What to do >>
Copy out the listing that follows exactly, dropping every picture.

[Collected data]
■ ■ ■ ■ ■
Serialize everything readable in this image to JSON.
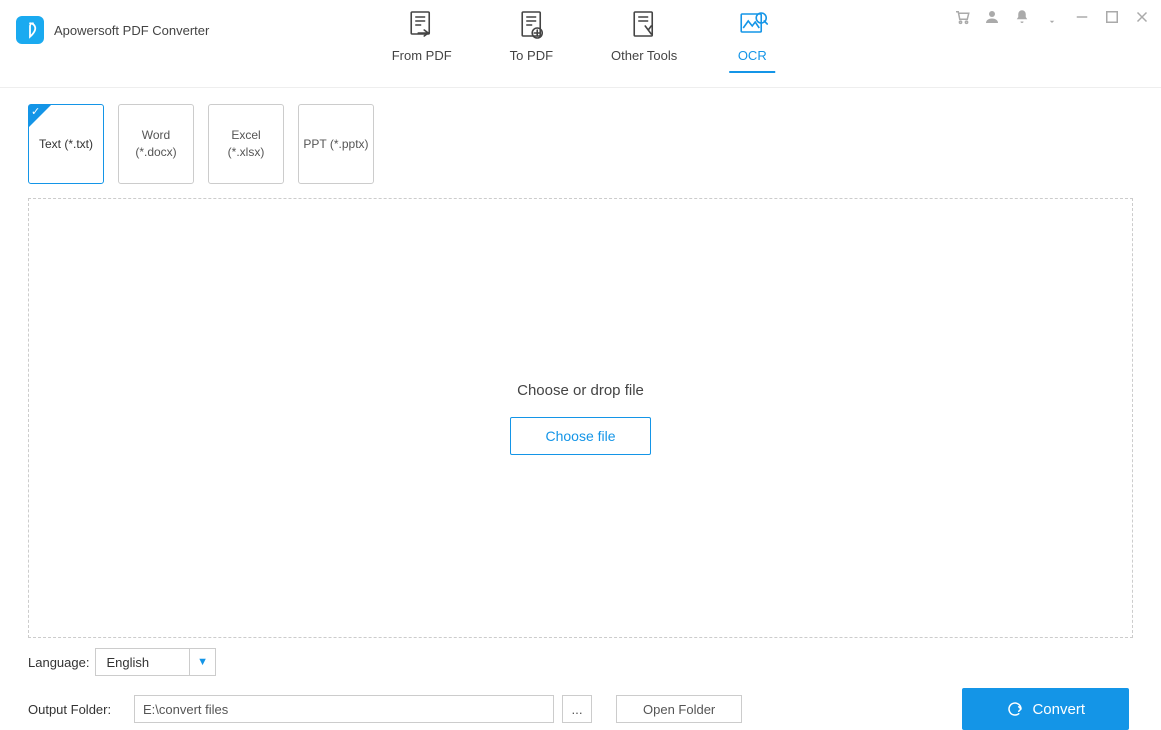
{
  "app": {
    "title": "Apowersoft PDF Converter"
  },
  "tabs": {
    "from_pdf": "From PDF",
    "to_pdf": "To PDF",
    "other_tools": "Other Tools",
    "ocr": "OCR"
  },
  "formats": {
    "txt": "Text (*.txt)",
    "docx_line1": "Word",
    "docx_line2": "(*.docx)",
    "xlsx": "Excel (*.xlsx)",
    "pptx": "PPT (*.pptx)"
  },
  "dropzone": {
    "hint": "Choose or drop file",
    "choose": "Choose file"
  },
  "language": {
    "label": "Language:",
    "value": "English"
  },
  "output": {
    "label": "Output Folder:",
    "path": "E:\\convert files",
    "open": "Open Folder"
  },
  "actions": {
    "convert": "Convert"
  }
}
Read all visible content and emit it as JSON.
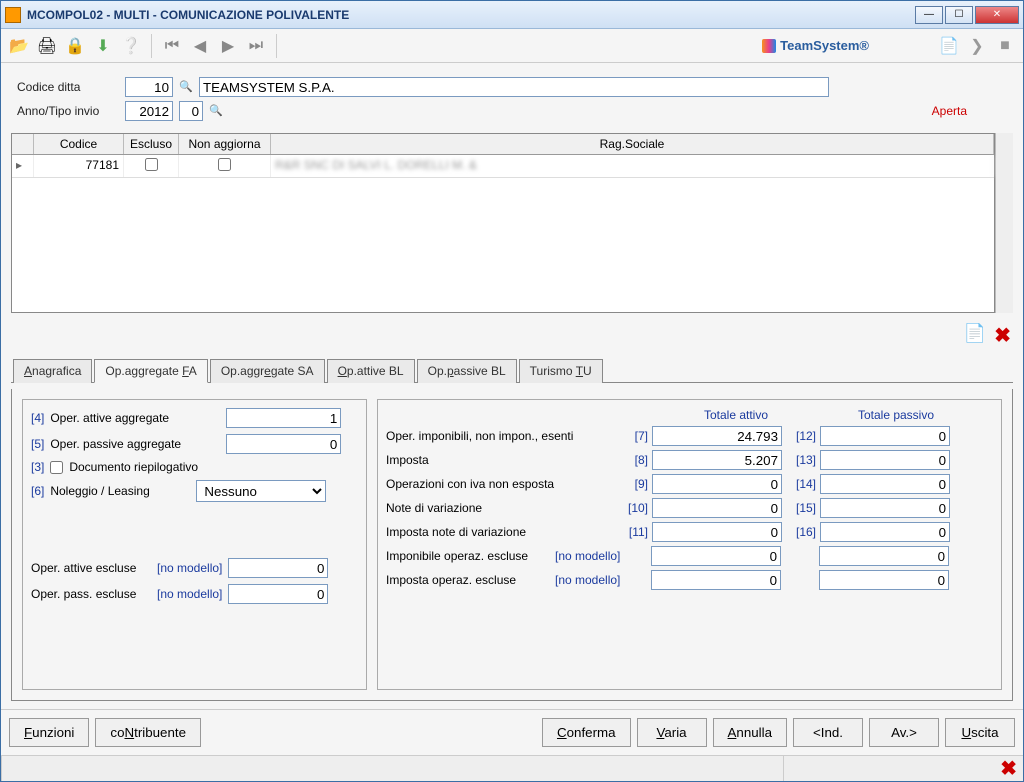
{
  "window": {
    "title": "MCOMPOL02  - MULTI -  COMUNICAZIONE POLIVALENTE",
    "brand": "TeamSystem®"
  },
  "winbtns": {
    "min": "—",
    "max": "☐",
    "close": "✕"
  },
  "header": {
    "codice_ditta_label": "Codice ditta",
    "codice_ditta": "10",
    "ragione_sociale": "TEAMSYSTEM S.P.A.",
    "anno_label": "Anno/Tipo invio",
    "anno": "2012",
    "tipo": "0",
    "status": "Aperta"
  },
  "grid": {
    "cols": {
      "codice": "Codice",
      "escluso": "Escluso",
      "non_agg": "Non aggiorna",
      "rag": "Rag.Sociale"
    },
    "rows": [
      {
        "codice": "77181",
        "escluso": false,
        "non_agg": false,
        "rag": "R&R SNC DI SALVI L. DORELLI M. &"
      }
    ]
  },
  "tabs": {
    "anagrafica": "Anagrafica",
    "op_fa": "Op.aggregate FA",
    "op_sa": "Op.aggregate SA",
    "op_att_bl": "Op.attive BL",
    "op_pass_bl": "Op.passive BL",
    "turismo": "Turismo TU"
  },
  "left": {
    "k4": "[4]",
    "l4": "Oper. attive aggregate",
    "v4": "1",
    "k5": "[5]",
    "l5": "Oper. passive aggregate",
    "v5": "0",
    "k3": "[3]",
    "l3": "Documento riepilogativo",
    "k6": "[6]",
    "l6": "Noleggio / Leasing",
    "v6": "Nessuno",
    "lae": "Oper. attive escluse",
    "nomod": "[no modello]",
    "vae": "0",
    "lpe": "Oper. pass. escluse",
    "vpe": "0"
  },
  "right": {
    "tot_att": "Totale attivo",
    "tot_pas": "Totale passivo",
    "l7": "Oper. imponibili, non impon., esenti",
    "k7": "[7]",
    "v7": "24.793",
    "k12": "[12]",
    "v12": "0",
    "l8": "Imposta",
    "k8": "[8]",
    "v8": "5.207",
    "k13": "[13]",
    "v13": "0",
    "l9": "Operazioni con iva non esposta",
    "k9": "[9]",
    "v9": "0",
    "k14": "[14]",
    "v14": "0",
    "l10": "Note di variazione",
    "k10": "[10]",
    "v10": "0",
    "k15": "[15]",
    "v15": "0",
    "l11": "Imposta note di variazione",
    "k11": "[11]",
    "v11": "0",
    "k16": "[16]",
    "v16": "0",
    "lie": "Imponibile operaz. escluse",
    "vie": "0",
    "vie2": "0",
    "lme": "Imposta operaz. escluse",
    "vme": "0",
    "vme2": "0"
  },
  "buttons": {
    "funzioni": "Funzioni",
    "contribuente": "coNtribuente",
    "conferma": "Conferma",
    "varia": "Varia",
    "annulla": "Annulla",
    "ind": "<Ind.",
    "av": "Av.>",
    "uscita": "Uscita"
  }
}
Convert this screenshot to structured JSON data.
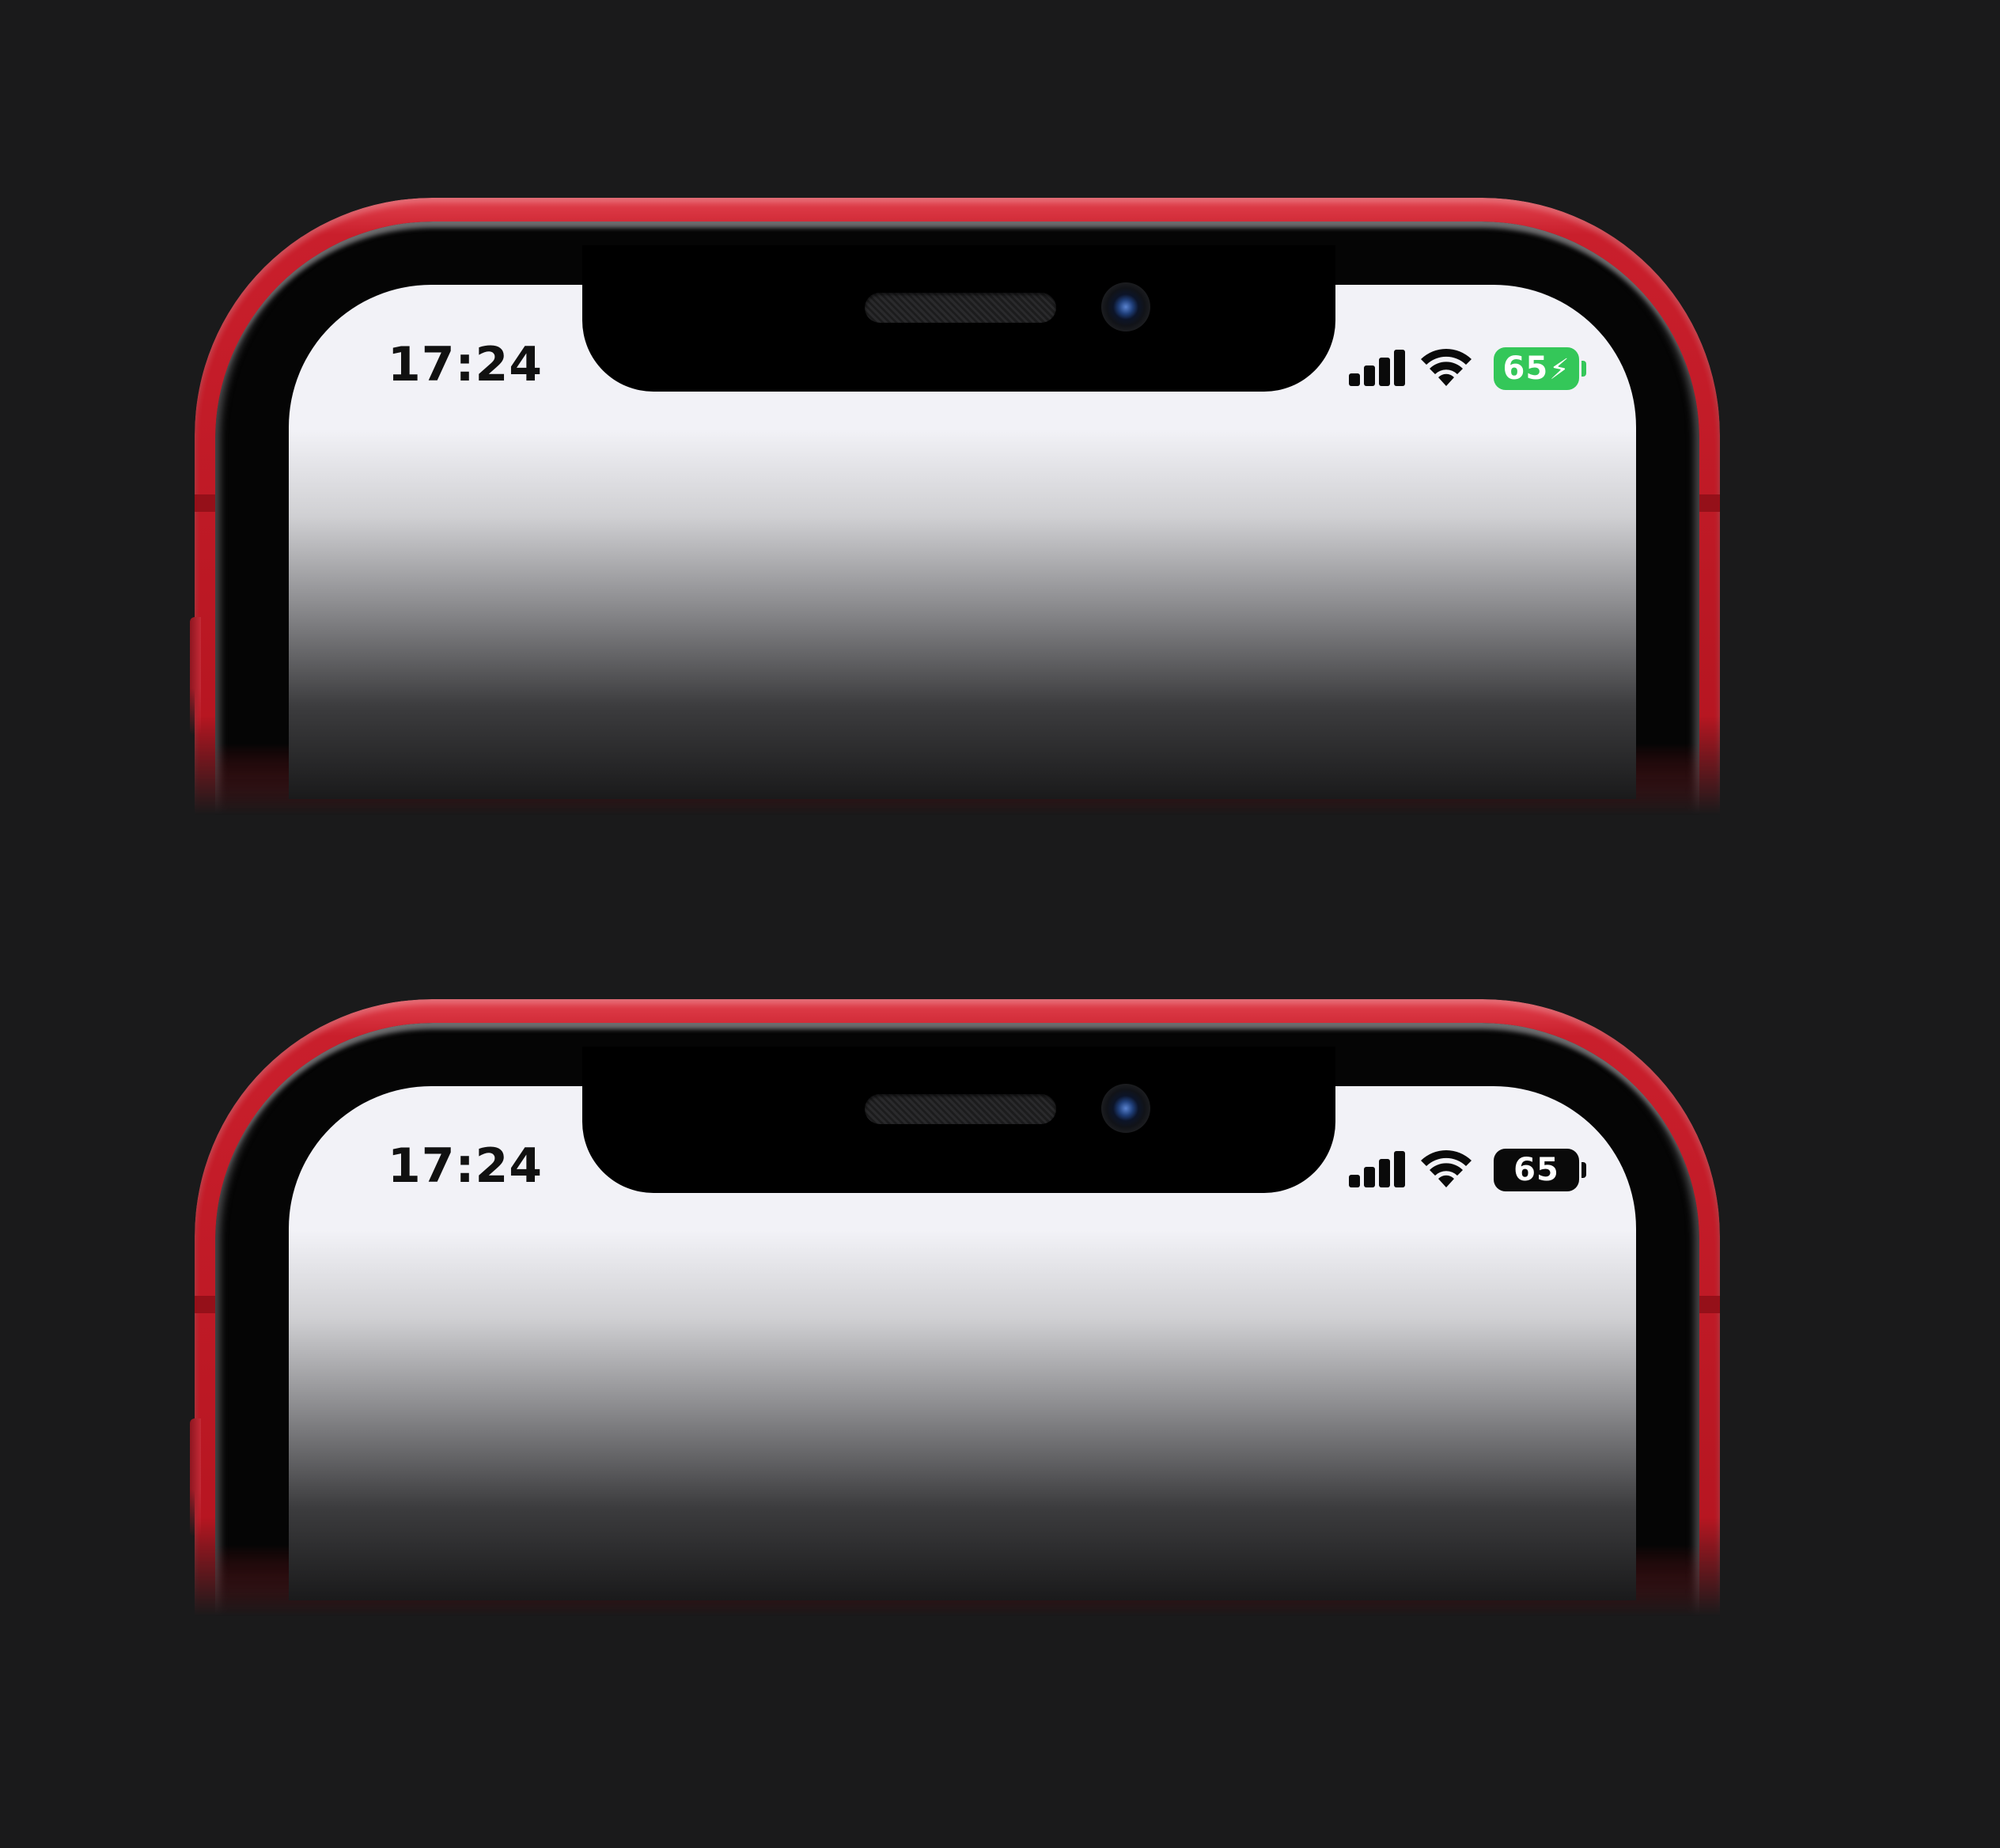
{
  "phones": [
    {
      "status_bar": {
        "time": "17:24",
        "battery_percent": "65",
        "battery_state": "charging",
        "battery_color": "#34c759"
      },
      "icons": [
        "cellular-signal-icon",
        "wifi-icon",
        "battery-icon",
        "charging-bolt-icon"
      ]
    },
    {
      "status_bar": {
        "time": "17:24",
        "battery_percent": "65",
        "battery_state": "not-charging",
        "battery_color": "#0a0a0a"
      },
      "icons": [
        "cellular-signal-icon",
        "wifi-icon",
        "battery-icon"
      ]
    }
  ],
  "colors": {
    "frame": "#c91f2c",
    "background": "#1a1a1b",
    "screen": "#f2f2f7",
    "charging_green": "#34c759"
  }
}
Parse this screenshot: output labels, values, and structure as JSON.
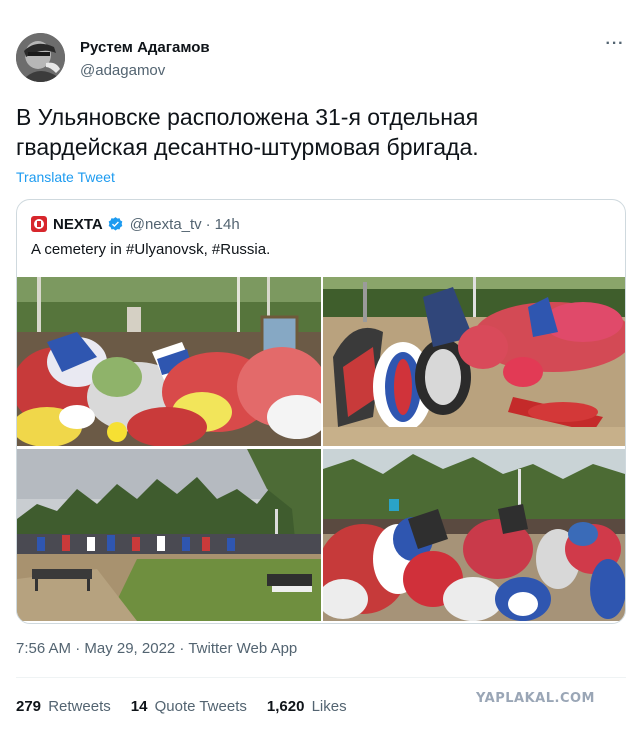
{
  "author": {
    "name": "Рустем Адагамов",
    "handle": "@adagamov"
  },
  "tweet": {
    "text": "В Ульяновске расположена 31-я отдельная гвардейская десантно-штурмовая бригада.",
    "translate_label": "Translate Tweet"
  },
  "quoted": {
    "name": "NEXTA",
    "handle": "@nexta_tv",
    "separator": "·",
    "time": "14h",
    "text": "A cemetery in #Ulyanovsk, #Russia.",
    "logo_color": "#d7262c",
    "verified_color": "#1d9bf0"
  },
  "meta": {
    "text": "7:56 AM · May 29, 2022 · Twitter Web App"
  },
  "stats": {
    "retweets_count": "279",
    "retweets_label": "Retweets",
    "quotes_count": "14",
    "quotes_label": "Quote Tweets",
    "likes_count": "1,620",
    "likes_label": "Likes"
  },
  "watermark": "YAPLAKAL.COM",
  "colors": {
    "link": "#1d9bf0",
    "secondary_text": "#536471",
    "primary_text": "#0f1419",
    "border": "#cfd9de"
  }
}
■ ■ ■ ■ ■
Complete response >>
Serialize everything readable in this image to JSON.
{
  "app": {
    "title": "Apowersoft PDF Converter"
  },
  "tabs": {
    "from_pdf": "From PDF",
    "to_pdf": "To PDF",
    "other_tools": "Other Tools",
    "ocr": "OCR"
  },
  "formats": {
    "txt": "Text (*.txt)",
    "docx_line1": "Word",
    "docx_line2": "(*.docx)",
    "xlsx": "Excel (*.xlsx)",
    "pptx": "PPT (*.pptx)"
  },
  "dropzone": {
    "hint": "Choose or drop file",
    "choose": "Choose file"
  },
  "language": {
    "label": "Language:",
    "value": "English"
  },
  "output": {
    "label": "Output Folder:",
    "path": "E:\\convert files",
    "open": "Open Folder"
  },
  "actions": {
    "convert": "Convert"
  }
}
Read all visible content and emit it as JSON.
{
  "window": {
    "title": "MCOMPOL02  - MULTI -  COMUNICAZIONE POLIVALENTE",
    "brand": "TeamSystem®"
  },
  "winbtns": {
    "min": "—",
    "max": "☐",
    "close": "✕"
  },
  "header": {
    "codice_ditta_label": "Codice ditta",
    "codice_ditta": "10",
    "ragione_sociale": "TEAMSYSTEM S.P.A.",
    "anno_label": "Anno/Tipo invio",
    "anno": "2012",
    "tipo": "0",
    "status": "Aperta"
  },
  "grid": {
    "cols": {
      "codice": "Codice",
      "escluso": "Escluso",
      "non_agg": "Non aggiorna",
      "rag": "Rag.Sociale"
    },
    "rows": [
      {
        "codice": "77181",
        "escluso": false,
        "non_agg": false,
        "rag": "R&R SNC DI SALVI L. DORELLI M. &"
      }
    ]
  },
  "tabs": {
    "anagrafica": "Anagrafica",
    "op_fa": "Op.aggregate FA",
    "op_sa": "Op.aggregate SA",
    "op_att_bl": "Op.attive BL",
    "op_pass_bl": "Op.passive BL",
    "turismo": "Turismo TU"
  },
  "left": {
    "k4": "[4]",
    "l4": "Oper. attive aggregate",
    "v4": "1",
    "k5": "[5]",
    "l5": "Oper. passive aggregate",
    "v5": "0",
    "k3": "[3]",
    "l3": "Documento riepilogativo",
    "k6": "[6]",
    "l6": "Noleggio / Leasing",
    "v6": "Nessuno",
    "lae": "Oper. attive escluse",
    "nomod": "[no modello]",
    "vae": "0",
    "lpe": "Oper. pass. escluse",
    "vpe": "0"
  },
  "right": {
    "tot_att": "Totale attivo",
    "tot_pas": "Totale passivo",
    "l7": "Oper. imponibili, non impon., esenti",
    "k7": "[7]",
    "v7": "24.793",
    "k12": "[12]",
    "v12": "0",
    "l8": "Imposta",
    "k8": "[8]",
    "v8": "5.207",
    "k13": "[13]",
    "v13": "0",
    "l9": "Operazioni con iva non esposta",
    "k9": "[9]",
    "v9": "0",
    "k14": "[14]",
    "v14": "0",
    "l10": "Note di variazione",
    "k10": "[10]",
    "v10": "0",
    "k15": "[15]",
    "v15": "0",
    "l11": "Imposta note di variazione",
    "k11": "[11]",
    "v11": "0",
    "k16": "[16]",
    "v16": "0",
    "lie": "Imponibile operaz. escluse",
    "vie": "0",
    "vie2": "0",
    "lme": "Imposta operaz. escluse",
    "vme": "0",
    "vme2": "0"
  },
  "buttons": {
    "funzioni": "Funzioni",
    "contribuente": "coNtribuente",
    "conferma": "Conferma",
    "varia": "Varia",
    "annulla": "Annulla",
    "ind": "<Ind.",
    "av": "Av.>",
    "uscita": "Uscita"
  }
}
Convert this screenshot to structured JSON data.
{
  "phones": [
    {
      "status_bar": {
        "time": "17:24",
        "battery_percent": "65",
        "battery_state": "charging",
        "battery_color": "#34c759"
      },
      "icons": [
        "cellular-signal-icon",
        "wifi-icon",
        "battery-icon",
        "charging-bolt-icon"
      ]
    },
    {
      "status_bar": {
        "time": "17:24",
        "battery_percent": "65",
        "battery_state": "not-charging",
        "battery_color": "#0a0a0a"
      },
      "icons": [
        "cellular-signal-icon",
        "wifi-icon",
        "battery-icon"
      ]
    }
  ],
  "colors": {
    "frame": "#c91f2c",
    "background": "#1a1a1b",
    "screen": "#f2f2f7",
    "charging_green": "#34c759"
  }
}
Parse this screenshot: output labels, values, and structure as JSON.
{
  "author": {
    "name": "Рустем Адагамов",
    "handle": "@adagamov"
  },
  "tweet": {
    "text": "В Ульяновске расположена 31-я отдельная гвардейская десантно-штурмовая бригада.",
    "translate_label": "Translate Tweet"
  },
  "quoted": {
    "name": "NEXTA",
    "handle": "@nexta_tv",
    "separator": "·",
    "time": "14h",
    "text": "A cemetery in #Ulyanovsk, #Russia.",
    "logo_color": "#d7262c",
    "verified_color": "#1d9bf0"
  },
  "meta": {
    "text": "7:56 AM · May 29, 2022 · Twitter Web App"
  },
  "stats": {
    "retweets_count": "279",
    "retweets_label": "Retweets",
    "quotes_count": "14",
    "quotes_label": "Quote Tweets",
    "likes_count": "1,620",
    "likes_label": "Likes"
  },
  "watermark": "YAPLAKAL.COM",
  "colors": {
    "link": "#1d9bf0",
    "secondary_text": "#536471",
    "primary_text": "#0f1419",
    "border": "#cfd9de"
  }
}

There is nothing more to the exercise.